(SHORT EXERCISE) Extract each line holding the word "Stage" from the entries.
* Begin AVAILABLE RECORDS *
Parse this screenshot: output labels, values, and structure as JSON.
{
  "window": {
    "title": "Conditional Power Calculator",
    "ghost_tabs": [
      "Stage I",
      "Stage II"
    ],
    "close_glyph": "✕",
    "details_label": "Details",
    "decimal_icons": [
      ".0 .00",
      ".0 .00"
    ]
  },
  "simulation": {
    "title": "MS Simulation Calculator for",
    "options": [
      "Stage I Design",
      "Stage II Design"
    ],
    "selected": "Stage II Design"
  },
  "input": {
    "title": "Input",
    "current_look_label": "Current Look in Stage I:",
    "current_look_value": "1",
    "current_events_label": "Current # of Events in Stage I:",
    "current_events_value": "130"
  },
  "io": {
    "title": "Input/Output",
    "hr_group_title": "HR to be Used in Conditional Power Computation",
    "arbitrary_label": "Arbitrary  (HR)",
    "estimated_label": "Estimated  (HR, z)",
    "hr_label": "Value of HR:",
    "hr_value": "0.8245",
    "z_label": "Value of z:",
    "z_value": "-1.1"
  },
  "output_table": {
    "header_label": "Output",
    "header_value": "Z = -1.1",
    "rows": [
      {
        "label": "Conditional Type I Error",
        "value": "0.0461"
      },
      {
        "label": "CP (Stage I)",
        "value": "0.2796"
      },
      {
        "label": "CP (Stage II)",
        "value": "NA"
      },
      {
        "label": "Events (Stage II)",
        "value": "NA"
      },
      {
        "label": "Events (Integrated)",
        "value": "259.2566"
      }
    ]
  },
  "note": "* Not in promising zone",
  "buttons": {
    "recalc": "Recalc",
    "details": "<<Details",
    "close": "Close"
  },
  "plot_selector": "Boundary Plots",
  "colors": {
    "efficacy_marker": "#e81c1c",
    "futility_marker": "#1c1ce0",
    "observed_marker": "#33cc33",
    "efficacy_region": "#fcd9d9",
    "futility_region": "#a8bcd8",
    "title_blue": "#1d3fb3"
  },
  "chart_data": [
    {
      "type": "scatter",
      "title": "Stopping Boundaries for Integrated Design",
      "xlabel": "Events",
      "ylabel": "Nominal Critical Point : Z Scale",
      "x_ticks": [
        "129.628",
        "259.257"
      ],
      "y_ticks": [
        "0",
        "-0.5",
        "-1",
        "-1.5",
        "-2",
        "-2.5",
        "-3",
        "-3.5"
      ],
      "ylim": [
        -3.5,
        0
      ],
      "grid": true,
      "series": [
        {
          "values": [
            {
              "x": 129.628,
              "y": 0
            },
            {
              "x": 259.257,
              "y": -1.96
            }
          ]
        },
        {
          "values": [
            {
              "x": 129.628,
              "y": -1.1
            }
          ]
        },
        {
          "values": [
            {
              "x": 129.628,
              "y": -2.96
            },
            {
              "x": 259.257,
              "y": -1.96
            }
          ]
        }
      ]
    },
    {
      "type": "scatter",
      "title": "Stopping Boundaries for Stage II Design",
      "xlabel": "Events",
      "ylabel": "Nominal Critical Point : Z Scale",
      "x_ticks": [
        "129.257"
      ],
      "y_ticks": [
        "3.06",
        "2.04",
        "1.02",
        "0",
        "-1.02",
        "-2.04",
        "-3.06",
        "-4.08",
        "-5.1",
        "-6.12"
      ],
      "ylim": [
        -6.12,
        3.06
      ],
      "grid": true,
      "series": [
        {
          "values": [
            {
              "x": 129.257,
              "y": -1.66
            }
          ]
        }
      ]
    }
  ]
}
* End AVAILABLE RECORDS *
(REPLY TO THE EXERCISE)
      "Stage I",
      "Stage II"
      "Stage I Design",
      "Stage II Design"
    "selected": "Stage II Design"
    "current_look_label": "Current Look in Stage I:",
    "current_events_label": "Current # of Events in Stage I:",
        "label": "CP (Stage I)",
        "label": "CP (Stage II)",
        "label": "Events (Stage II)",
      "title": "Stopping Boundaries for Stage II Design",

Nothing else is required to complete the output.